**What the exercise asks**
Print the listing in its entirety and exactly, leaving out images.

**Given records**
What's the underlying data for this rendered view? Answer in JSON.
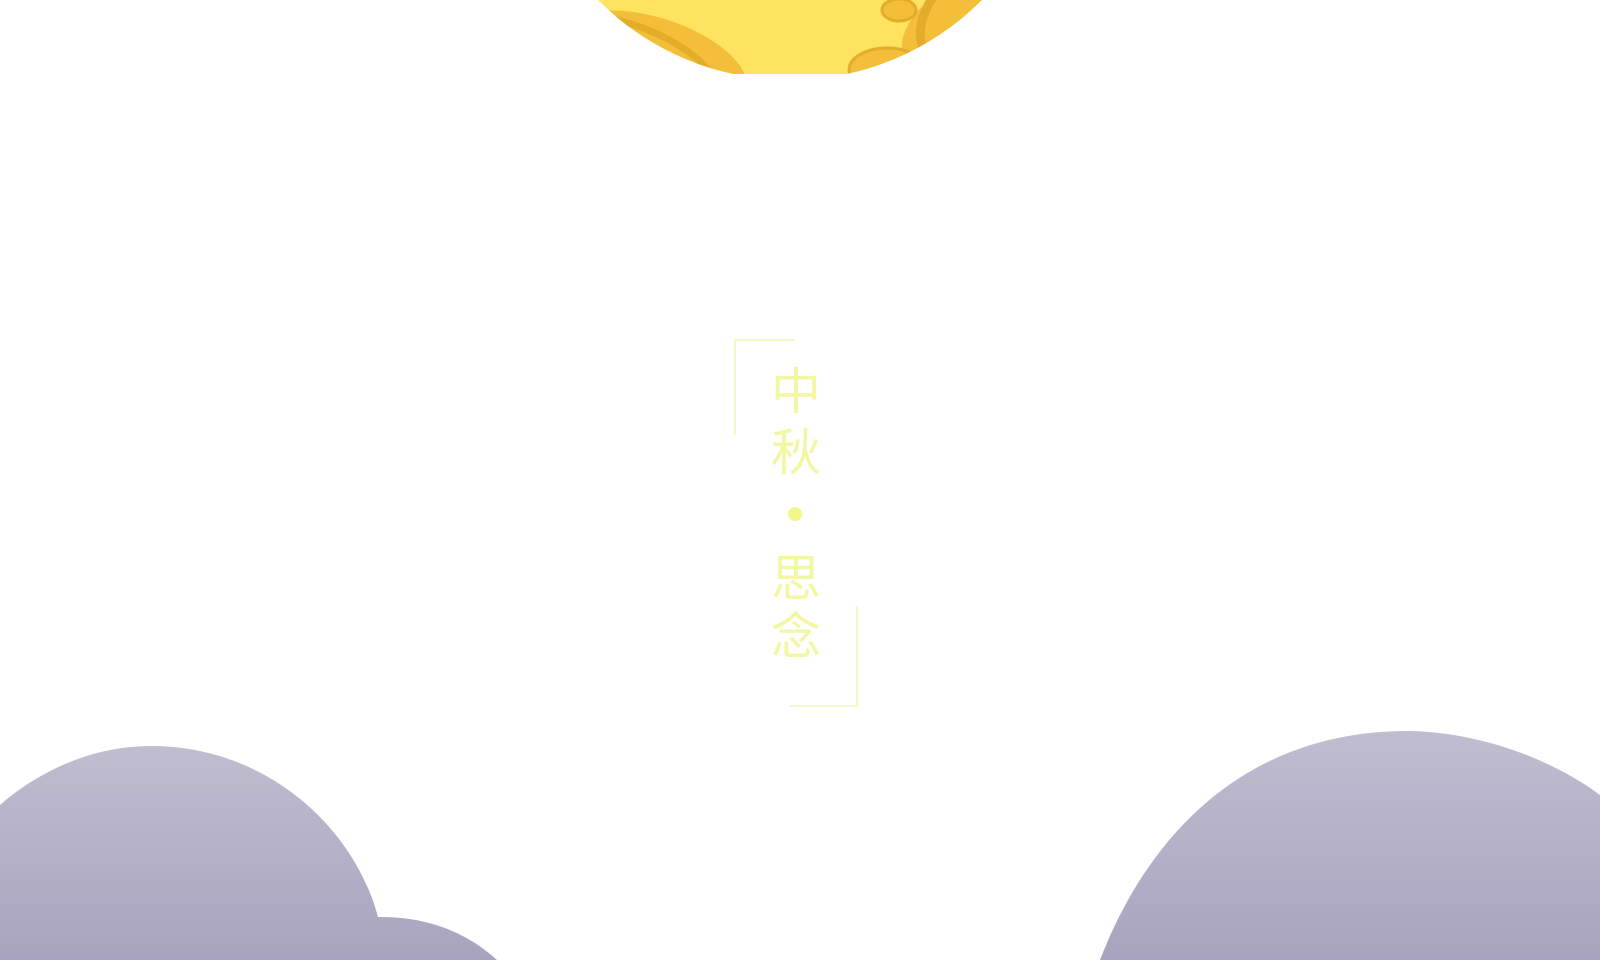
{
  "scene": {
    "background_color": "#ffffff",
    "moon": {
      "base_color": "#fde35f",
      "shade_color": "#f3bf3a",
      "crater_color": "#e7b22e"
    },
    "clouds": {
      "top_color": "#c0bdd0",
      "bottom_color": "#a8a4bf"
    }
  },
  "title": {
    "line1": [
      "中",
      "秋"
    ],
    "separator": "•",
    "line2": [
      "思",
      "念"
    ],
    "text_color": "#f3f7a2",
    "frame_color": "#f4f7c8"
  }
}
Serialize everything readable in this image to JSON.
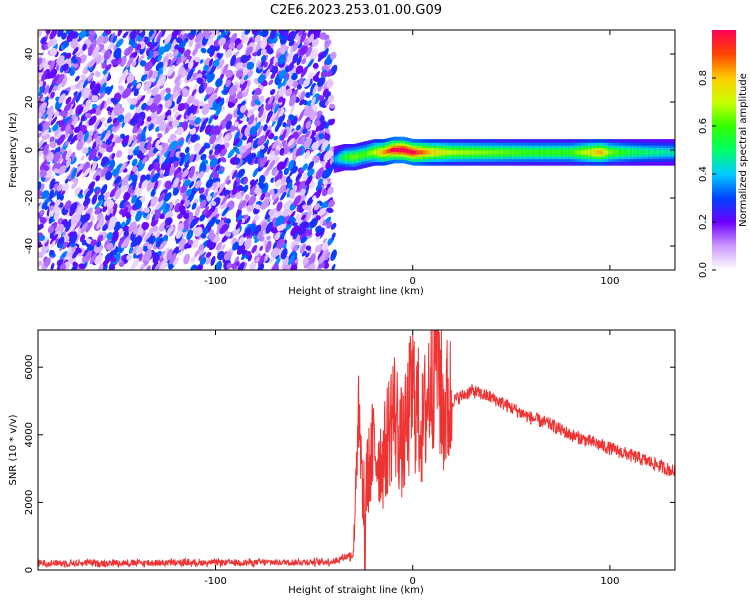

**Response to this exercise**
What's the underlying data for this rendered view? Answer in JSON.
{
  "scene": {
    "background_color": "#ffffff",
    "moon": {
      "base_color": "#fde35f",
      "shade_color": "#f3bf3a",
      "crater_color": "#e7b22e"
    },
    "clouds": {
      "top_color": "#c0bdd0",
      "bottom_color": "#a8a4bf"
    }
  },
  "title": {
    "line1": [
      "中",
      "秋"
    ],
    "separator": "•",
    "line2": [
      "思",
      "念"
    ],
    "text_color": "#f3f7a2",
    "frame_color": "#f4f7c8"
  }
}
Serialize everything readable in this image to JSON.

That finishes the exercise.